(Given records)
========

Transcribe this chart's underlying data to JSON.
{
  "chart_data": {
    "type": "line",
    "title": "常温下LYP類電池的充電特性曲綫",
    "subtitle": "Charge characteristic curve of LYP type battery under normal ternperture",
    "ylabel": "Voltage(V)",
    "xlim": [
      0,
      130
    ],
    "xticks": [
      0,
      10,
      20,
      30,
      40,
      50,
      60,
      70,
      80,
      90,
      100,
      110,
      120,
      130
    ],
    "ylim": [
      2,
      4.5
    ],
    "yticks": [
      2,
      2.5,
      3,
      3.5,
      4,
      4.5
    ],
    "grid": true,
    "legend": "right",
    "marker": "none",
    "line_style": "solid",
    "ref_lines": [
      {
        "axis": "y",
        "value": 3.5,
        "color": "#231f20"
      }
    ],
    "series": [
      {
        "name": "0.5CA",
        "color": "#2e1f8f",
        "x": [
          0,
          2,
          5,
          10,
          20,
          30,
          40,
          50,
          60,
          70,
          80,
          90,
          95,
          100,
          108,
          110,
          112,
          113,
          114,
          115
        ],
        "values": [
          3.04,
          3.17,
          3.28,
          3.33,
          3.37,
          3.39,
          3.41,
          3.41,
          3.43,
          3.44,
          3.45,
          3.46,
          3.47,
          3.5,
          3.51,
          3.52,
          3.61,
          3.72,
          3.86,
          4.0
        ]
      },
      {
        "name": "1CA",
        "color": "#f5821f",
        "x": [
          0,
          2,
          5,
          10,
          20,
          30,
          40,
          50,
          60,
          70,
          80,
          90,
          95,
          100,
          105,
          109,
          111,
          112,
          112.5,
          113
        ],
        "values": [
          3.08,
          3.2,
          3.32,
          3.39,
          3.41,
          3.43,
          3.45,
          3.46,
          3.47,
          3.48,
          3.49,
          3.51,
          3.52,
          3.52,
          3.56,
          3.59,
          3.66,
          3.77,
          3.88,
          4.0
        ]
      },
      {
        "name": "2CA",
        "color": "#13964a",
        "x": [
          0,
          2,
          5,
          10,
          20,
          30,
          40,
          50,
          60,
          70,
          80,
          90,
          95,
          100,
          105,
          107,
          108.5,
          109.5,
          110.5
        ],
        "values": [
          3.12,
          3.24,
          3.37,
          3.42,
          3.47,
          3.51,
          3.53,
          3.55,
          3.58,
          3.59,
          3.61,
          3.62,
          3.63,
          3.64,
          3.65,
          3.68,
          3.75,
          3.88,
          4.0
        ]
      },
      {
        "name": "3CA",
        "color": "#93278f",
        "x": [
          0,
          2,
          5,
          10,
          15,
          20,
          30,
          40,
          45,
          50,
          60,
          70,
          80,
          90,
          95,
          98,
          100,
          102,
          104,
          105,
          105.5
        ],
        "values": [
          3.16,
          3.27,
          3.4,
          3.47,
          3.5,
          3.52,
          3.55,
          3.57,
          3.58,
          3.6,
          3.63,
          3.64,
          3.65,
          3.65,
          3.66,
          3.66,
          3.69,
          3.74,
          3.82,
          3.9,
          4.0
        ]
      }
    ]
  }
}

========

(To do)
Nothing in the listing may be changed; retype it all exactly.

(Written response)
Transcribe this chart's underlying data to JSON.
{
  "chart_data": {
    "type": "line",
    "title": "常温下LYP類電池的充電特性曲綫",
    "subtitle": "Charge characteristic curve of LYP type battery under normal ternperture",
    "ylabel": "Voltage(V)",
    "xlim": [
      0,
      130
    ],
    "xticks": [
      0,
      10,
      20,
      30,
      40,
      50,
      60,
      70,
      80,
      90,
      100,
      110,
      120,
      130
    ],
    "ylim": [
      2,
      4.5
    ],
    "yticks": [
      2,
      2.5,
      3,
      3.5,
      4,
      4.5
    ],
    "grid": true,
    "legend": "right",
    "marker": "none",
    "line_style": "solid",
    "ref_lines": [
      {
        "axis": "y",
        "value": 3.5,
        "color": "#231f20"
      }
    ],
    "series": [
      {
        "name": "0.5CA",
        "color": "#2e1f8f",
        "x": [
          0,
          2,
          5,
          10,
          20,
          30,
          40,
          50,
          60,
          70,
          80,
          90,
          95,
          100,
          108,
          110,
          112,
          113,
          114,
          115
        ],
        "values": [
          3.04,
          3.17,
          3.28,
          3.33,
          3.37,
          3.39,
          3.41,
          3.41,
          3.43,
          3.44,
          3.45,
          3.46,
          3.47,
          3.5,
          3.51,
          3.52,
          3.61,
          3.72,
          3.86,
          4.0
        ]
      },
      {
        "name": "1CA",
        "color": "#f5821f",
        "x": [
          0,
          2,
          5,
          10,
          20,
          30,
          40,
          50,
          60,
          70,
          80,
          90,
          95,
          100,
          105,
          109,
          111,
          112,
          112.5,
          113
        ],
        "values": [
          3.08,
          3.2,
          3.32,
          3.39,
          3.41,
          3.43,
          3.45,
          3.46,
          3.47,
          3.48,
          3.49,
          3.51,
          3.52,
          3.52,
          3.56,
          3.59,
          3.66,
          3.77,
          3.88,
          4.0
        ]
      },
      {
        "name": "2CA",
        "color": "#13964a",
        "x": [
          0,
          2,
          5,
          10,
          20,
          30,
          40,
          50,
          60,
          70,
          80,
          90,
          95,
          100,
          105,
          107,
          108.5,
          109.5,
          110.5
        ],
        "values": [
          3.12,
          3.24,
          3.37,
          3.42,
          3.47,
          3.51,
          3.53,
          3.55,
          3.58,
          3.59,
          3.61,
          3.62,
          3.63,
          3.64,
          3.65,
          3.68,
          3.75,
          3.88,
          4.0
        ]
      },
      {
        "name": "3CA",
        "color": "#93278f",
        "x": [
          0,
          2,
          5,
          10,
          15,
          20,
          30,
          40,
          45,
          50,
          60,
          70,
          80,
          90,
          95,
          98,
          100,
          102,
          104,
          105,
          105.5
        ],
        "values": [
          3.16,
          3.27,
          3.4,
          3.47,
          3.5,
          3.52,
          3.55,
          3.57,
          3.58,
          3.6,
          3.63,
          3.64,
          3.65,
          3.65,
          3.66,
          3.66,
          3.69,
          3.74,
          3.82,
          3.9,
          4.0
        ]
      }
    ]
  }
}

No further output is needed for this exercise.